-- Start --
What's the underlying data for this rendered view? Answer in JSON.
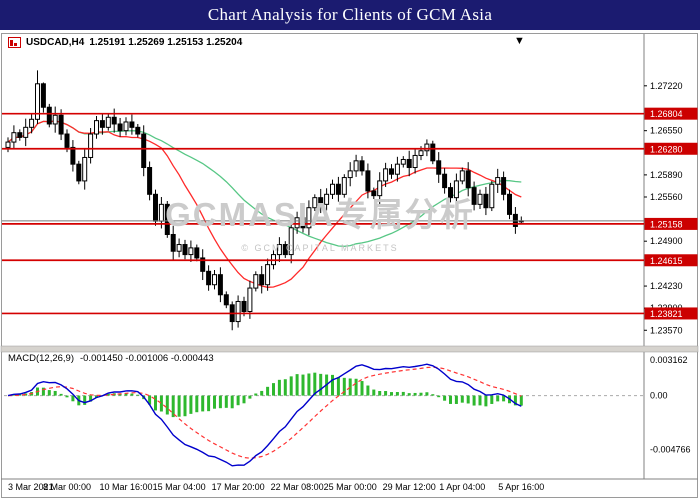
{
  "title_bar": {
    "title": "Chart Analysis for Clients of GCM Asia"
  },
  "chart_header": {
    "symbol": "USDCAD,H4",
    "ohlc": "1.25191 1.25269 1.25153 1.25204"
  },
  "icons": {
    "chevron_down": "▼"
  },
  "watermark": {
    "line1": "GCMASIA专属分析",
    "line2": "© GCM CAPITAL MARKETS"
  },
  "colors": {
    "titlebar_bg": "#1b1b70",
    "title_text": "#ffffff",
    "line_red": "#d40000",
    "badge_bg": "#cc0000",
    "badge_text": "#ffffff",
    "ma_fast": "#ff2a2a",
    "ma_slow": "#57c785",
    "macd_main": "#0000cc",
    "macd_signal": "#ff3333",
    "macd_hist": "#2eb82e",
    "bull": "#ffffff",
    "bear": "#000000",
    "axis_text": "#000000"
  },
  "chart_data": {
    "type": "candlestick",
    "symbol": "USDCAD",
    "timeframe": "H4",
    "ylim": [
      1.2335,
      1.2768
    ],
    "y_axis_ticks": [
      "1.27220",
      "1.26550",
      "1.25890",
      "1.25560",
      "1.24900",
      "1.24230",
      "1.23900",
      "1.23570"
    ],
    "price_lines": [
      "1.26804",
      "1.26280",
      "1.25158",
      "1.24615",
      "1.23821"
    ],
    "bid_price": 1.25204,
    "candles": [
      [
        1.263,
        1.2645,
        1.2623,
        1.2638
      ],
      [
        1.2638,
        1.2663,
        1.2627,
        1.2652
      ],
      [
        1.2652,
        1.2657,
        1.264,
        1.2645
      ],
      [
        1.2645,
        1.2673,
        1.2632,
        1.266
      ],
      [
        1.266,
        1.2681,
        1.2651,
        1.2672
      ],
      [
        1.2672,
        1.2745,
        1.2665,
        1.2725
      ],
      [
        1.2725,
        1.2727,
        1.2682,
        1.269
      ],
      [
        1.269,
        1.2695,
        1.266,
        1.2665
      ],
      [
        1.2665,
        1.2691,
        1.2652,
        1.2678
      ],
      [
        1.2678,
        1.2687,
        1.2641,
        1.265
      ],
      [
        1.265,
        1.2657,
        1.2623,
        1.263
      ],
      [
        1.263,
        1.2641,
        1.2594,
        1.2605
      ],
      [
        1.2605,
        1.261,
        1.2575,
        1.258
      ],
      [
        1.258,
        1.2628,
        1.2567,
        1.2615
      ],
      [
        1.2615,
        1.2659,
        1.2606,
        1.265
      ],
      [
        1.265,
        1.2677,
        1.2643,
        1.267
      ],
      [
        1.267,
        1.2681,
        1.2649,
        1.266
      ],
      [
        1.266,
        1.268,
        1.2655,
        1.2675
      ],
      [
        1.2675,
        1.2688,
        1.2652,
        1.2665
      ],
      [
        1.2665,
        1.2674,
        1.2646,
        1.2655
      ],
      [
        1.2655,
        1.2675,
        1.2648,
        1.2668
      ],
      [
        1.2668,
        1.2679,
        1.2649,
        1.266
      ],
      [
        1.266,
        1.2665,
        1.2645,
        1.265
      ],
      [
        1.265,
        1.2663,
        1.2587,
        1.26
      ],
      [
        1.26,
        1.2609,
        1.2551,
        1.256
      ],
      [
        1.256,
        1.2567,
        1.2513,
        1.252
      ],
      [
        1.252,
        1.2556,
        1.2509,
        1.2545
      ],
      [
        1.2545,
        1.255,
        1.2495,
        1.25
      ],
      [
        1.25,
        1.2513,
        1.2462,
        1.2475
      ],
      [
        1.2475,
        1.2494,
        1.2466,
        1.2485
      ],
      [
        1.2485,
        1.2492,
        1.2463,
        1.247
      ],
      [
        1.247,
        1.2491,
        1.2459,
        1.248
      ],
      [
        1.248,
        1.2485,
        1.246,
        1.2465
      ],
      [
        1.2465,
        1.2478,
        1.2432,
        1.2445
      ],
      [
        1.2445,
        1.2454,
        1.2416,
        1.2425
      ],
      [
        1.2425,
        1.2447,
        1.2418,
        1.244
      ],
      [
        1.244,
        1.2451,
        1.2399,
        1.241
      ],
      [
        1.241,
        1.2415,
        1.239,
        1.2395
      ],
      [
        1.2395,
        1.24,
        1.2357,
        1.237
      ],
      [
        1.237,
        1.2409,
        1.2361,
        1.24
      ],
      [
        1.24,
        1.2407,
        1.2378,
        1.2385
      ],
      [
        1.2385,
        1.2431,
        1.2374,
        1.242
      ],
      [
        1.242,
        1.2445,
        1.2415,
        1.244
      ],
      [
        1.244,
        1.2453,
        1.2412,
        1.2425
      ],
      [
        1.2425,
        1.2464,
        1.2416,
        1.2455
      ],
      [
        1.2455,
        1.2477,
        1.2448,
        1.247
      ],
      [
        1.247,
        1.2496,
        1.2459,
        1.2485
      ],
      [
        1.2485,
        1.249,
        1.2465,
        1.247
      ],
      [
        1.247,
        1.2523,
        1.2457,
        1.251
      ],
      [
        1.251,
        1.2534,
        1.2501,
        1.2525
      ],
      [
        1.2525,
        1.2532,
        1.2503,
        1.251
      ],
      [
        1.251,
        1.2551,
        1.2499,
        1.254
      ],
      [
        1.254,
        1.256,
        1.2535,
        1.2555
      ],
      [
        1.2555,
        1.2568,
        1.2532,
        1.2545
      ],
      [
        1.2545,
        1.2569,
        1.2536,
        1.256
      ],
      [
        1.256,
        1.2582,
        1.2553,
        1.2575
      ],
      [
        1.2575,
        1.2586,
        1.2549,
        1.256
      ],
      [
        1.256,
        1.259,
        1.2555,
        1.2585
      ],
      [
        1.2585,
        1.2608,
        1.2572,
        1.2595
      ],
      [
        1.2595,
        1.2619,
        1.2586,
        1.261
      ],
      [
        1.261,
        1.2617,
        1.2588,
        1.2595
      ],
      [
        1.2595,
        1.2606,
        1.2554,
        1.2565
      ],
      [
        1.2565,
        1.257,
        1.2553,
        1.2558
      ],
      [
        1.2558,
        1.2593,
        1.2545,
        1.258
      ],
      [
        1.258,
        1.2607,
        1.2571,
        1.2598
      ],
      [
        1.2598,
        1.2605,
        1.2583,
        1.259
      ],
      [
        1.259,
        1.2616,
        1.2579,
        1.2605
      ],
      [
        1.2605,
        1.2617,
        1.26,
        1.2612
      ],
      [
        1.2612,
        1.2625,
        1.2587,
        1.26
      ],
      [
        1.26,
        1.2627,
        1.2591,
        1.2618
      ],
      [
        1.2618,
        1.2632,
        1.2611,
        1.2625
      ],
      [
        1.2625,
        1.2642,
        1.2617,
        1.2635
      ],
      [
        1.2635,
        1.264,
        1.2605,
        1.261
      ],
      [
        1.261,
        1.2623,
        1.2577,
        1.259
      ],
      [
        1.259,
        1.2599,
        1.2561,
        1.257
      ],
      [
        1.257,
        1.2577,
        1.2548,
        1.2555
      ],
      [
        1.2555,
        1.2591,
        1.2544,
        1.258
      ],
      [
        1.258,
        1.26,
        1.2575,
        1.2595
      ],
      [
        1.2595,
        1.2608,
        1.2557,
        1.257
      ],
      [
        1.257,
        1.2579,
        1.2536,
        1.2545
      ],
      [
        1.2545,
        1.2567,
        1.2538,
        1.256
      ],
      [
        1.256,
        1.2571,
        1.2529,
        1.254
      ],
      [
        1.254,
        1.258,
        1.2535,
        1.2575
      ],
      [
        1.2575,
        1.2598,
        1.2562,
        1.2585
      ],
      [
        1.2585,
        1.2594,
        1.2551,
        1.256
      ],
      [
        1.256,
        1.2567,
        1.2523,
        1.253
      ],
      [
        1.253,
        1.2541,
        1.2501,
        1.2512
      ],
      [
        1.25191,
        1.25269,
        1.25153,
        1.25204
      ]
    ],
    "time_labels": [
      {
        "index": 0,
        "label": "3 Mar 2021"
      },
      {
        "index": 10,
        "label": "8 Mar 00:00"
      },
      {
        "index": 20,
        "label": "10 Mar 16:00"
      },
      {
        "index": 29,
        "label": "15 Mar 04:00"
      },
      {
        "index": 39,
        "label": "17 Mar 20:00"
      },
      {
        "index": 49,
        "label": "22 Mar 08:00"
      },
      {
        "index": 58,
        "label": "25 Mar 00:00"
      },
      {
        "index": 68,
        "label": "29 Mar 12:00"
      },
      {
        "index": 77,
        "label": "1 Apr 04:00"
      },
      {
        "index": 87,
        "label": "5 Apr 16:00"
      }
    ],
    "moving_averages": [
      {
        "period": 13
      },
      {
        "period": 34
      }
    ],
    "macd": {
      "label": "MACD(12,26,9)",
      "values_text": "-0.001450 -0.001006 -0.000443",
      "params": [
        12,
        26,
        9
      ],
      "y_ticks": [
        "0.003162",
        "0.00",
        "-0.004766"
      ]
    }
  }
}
-- End --
-- Start --
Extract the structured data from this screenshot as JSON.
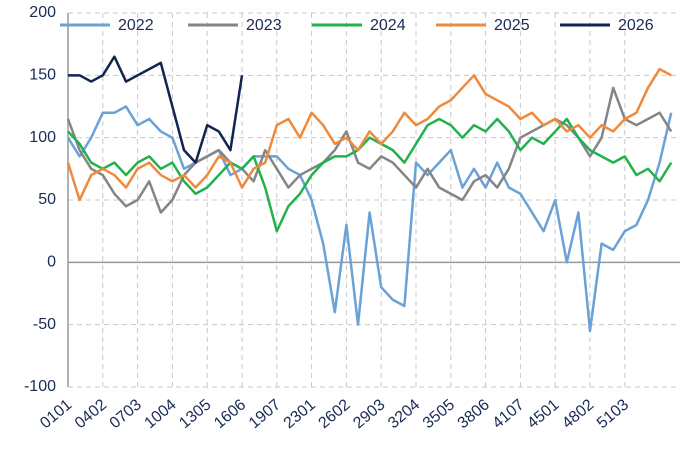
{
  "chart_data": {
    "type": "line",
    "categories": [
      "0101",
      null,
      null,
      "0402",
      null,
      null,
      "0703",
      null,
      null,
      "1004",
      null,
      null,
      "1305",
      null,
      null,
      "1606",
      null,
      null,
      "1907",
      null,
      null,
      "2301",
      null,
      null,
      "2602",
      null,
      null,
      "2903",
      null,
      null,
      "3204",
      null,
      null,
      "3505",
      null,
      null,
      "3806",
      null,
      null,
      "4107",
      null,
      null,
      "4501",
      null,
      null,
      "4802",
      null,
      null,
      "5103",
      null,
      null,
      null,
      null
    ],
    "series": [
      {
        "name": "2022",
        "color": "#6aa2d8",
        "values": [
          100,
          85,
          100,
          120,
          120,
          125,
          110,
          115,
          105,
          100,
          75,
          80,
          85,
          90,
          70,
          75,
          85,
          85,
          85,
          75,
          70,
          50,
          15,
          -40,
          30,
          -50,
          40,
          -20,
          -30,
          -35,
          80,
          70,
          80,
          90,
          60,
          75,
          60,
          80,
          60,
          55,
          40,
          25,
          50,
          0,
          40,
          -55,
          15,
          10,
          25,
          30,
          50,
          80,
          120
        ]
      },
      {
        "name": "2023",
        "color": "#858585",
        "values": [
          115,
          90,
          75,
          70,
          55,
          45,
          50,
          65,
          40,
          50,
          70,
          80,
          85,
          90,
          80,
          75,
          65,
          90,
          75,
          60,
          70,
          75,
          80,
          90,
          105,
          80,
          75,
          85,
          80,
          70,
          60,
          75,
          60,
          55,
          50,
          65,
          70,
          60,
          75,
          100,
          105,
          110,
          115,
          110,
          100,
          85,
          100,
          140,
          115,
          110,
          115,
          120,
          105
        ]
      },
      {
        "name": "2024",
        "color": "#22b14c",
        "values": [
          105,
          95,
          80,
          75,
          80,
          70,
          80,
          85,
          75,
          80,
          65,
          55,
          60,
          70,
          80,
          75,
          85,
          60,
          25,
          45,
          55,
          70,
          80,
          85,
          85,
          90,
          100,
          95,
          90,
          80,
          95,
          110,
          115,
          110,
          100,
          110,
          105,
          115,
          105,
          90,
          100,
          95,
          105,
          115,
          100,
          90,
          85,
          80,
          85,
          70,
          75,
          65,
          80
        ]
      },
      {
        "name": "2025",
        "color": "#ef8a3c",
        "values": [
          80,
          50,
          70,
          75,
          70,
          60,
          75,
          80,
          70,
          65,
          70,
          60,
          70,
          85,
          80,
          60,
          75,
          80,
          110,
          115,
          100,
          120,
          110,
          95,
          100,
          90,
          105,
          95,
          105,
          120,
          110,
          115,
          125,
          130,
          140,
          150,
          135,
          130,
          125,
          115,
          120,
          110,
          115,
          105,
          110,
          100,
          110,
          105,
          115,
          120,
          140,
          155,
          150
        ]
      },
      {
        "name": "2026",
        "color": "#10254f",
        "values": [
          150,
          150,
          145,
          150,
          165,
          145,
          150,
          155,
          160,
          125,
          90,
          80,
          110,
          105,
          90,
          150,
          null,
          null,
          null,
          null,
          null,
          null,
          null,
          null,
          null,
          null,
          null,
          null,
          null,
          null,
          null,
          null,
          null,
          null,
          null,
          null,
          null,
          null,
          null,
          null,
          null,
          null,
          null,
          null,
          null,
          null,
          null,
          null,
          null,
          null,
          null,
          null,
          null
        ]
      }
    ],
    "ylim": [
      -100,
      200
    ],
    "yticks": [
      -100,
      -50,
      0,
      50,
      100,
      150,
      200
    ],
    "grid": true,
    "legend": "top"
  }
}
-- End --
-- Start --
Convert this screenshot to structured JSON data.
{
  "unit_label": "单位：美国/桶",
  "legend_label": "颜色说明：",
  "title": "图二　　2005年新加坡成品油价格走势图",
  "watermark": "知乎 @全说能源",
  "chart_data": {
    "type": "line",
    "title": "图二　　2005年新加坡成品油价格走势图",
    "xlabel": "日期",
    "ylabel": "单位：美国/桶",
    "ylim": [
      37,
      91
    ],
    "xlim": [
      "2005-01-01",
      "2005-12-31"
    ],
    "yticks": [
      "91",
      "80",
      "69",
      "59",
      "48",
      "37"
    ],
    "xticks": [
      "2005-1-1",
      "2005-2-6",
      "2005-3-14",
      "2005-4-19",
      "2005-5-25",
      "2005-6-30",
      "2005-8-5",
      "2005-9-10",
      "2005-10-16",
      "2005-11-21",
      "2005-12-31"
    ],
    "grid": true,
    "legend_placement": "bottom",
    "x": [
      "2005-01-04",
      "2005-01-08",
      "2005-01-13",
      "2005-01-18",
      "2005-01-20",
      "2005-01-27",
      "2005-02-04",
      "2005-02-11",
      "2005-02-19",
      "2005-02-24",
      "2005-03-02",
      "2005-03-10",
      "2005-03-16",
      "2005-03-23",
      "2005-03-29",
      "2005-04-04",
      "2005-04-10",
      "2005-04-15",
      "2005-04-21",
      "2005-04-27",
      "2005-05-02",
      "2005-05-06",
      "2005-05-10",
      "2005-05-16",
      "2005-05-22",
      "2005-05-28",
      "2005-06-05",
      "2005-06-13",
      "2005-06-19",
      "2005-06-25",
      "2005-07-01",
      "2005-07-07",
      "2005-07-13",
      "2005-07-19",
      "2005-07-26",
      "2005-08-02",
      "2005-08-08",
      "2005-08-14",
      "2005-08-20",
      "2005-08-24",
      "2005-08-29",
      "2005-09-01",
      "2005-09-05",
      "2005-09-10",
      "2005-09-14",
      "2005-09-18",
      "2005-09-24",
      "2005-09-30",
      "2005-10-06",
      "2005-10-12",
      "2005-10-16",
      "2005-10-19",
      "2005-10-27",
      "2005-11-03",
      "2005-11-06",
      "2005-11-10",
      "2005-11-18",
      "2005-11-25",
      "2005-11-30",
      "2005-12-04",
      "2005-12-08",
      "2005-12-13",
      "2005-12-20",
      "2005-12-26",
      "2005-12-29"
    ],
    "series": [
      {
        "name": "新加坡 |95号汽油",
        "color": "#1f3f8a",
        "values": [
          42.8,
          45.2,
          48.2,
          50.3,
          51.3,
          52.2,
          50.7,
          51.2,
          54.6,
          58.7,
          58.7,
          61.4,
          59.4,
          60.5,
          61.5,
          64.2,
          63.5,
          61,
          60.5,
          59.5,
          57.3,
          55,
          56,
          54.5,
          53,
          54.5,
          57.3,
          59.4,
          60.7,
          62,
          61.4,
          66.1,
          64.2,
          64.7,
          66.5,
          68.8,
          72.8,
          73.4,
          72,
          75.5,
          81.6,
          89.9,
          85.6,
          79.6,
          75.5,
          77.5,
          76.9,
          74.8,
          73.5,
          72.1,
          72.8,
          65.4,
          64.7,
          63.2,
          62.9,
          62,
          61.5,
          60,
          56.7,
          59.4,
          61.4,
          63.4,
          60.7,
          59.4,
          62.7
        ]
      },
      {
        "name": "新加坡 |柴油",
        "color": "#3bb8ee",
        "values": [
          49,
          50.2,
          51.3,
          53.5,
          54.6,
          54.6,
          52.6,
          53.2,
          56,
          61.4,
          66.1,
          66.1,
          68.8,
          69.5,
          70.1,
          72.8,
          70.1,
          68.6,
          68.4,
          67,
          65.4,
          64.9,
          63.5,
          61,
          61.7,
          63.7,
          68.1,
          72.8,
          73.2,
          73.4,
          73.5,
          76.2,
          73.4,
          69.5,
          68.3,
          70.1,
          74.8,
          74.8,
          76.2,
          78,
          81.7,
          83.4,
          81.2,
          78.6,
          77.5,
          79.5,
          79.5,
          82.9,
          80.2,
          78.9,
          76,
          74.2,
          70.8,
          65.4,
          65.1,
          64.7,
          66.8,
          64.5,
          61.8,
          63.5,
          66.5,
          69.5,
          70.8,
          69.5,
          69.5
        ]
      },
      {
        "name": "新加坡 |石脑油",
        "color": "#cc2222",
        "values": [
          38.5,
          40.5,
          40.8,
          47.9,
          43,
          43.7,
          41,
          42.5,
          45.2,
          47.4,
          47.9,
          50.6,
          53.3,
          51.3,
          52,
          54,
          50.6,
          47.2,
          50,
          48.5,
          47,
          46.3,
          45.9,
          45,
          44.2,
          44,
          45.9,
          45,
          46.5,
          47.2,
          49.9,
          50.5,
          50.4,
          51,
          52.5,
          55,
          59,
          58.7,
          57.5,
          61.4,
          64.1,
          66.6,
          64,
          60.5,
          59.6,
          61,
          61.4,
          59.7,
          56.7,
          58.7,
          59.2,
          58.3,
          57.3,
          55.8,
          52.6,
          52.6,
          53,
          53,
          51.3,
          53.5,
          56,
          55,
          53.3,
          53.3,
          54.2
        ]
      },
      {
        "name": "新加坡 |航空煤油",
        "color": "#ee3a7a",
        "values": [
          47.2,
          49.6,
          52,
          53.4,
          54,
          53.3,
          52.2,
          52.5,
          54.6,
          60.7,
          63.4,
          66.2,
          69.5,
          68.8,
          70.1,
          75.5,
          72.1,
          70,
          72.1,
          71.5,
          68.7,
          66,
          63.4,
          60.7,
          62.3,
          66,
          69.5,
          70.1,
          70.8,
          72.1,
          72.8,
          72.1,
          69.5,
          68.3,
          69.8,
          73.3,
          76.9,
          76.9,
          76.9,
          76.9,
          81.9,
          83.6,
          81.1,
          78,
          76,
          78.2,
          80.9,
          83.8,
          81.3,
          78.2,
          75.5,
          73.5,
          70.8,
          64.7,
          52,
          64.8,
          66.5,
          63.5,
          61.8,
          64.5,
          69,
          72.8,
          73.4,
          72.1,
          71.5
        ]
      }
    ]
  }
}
-- End --
Problem requirements
From the entries above, return each line with the word "this" in it.

The response
What's the underlying data for this rendered view? Answer in JSON.
Extract the structured data from this screenshot as JSON.
Convert this screenshot to structured JSON data.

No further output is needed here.